WHAT IS EXPECTED:
Go through the entries below and pick out every line with "index".

PROVIDED INFORMATION:

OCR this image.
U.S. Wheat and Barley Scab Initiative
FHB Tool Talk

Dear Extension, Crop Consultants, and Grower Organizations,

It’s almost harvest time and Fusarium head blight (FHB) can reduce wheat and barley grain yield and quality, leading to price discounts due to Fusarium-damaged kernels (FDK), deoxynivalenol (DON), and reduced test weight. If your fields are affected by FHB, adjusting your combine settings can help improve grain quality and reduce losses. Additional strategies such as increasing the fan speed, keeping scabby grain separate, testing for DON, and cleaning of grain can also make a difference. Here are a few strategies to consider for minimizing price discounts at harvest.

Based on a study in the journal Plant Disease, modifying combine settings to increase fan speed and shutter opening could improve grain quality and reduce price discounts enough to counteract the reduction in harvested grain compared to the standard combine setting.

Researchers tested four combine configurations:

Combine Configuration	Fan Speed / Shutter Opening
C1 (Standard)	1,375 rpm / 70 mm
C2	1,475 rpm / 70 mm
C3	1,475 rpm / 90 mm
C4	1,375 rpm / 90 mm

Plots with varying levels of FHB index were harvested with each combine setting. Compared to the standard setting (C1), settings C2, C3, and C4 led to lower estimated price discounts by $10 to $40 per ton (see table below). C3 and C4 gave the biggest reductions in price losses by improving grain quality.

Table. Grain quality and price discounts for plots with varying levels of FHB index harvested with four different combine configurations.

TASK OUTPUT:
Plots with varying levels of FHB index were harvested with each combine setting. Compared to the standard setting (C1), settings C2, C3, and C4 led to lower estimated price discounts by $10 to $40 per ton (see table below). C3 and C4 gave the biggest reductions in price losses by improving grain quality.
Table. Grain quality and price discounts for plots with varying levels of FHB index harvested with four different combine configurations.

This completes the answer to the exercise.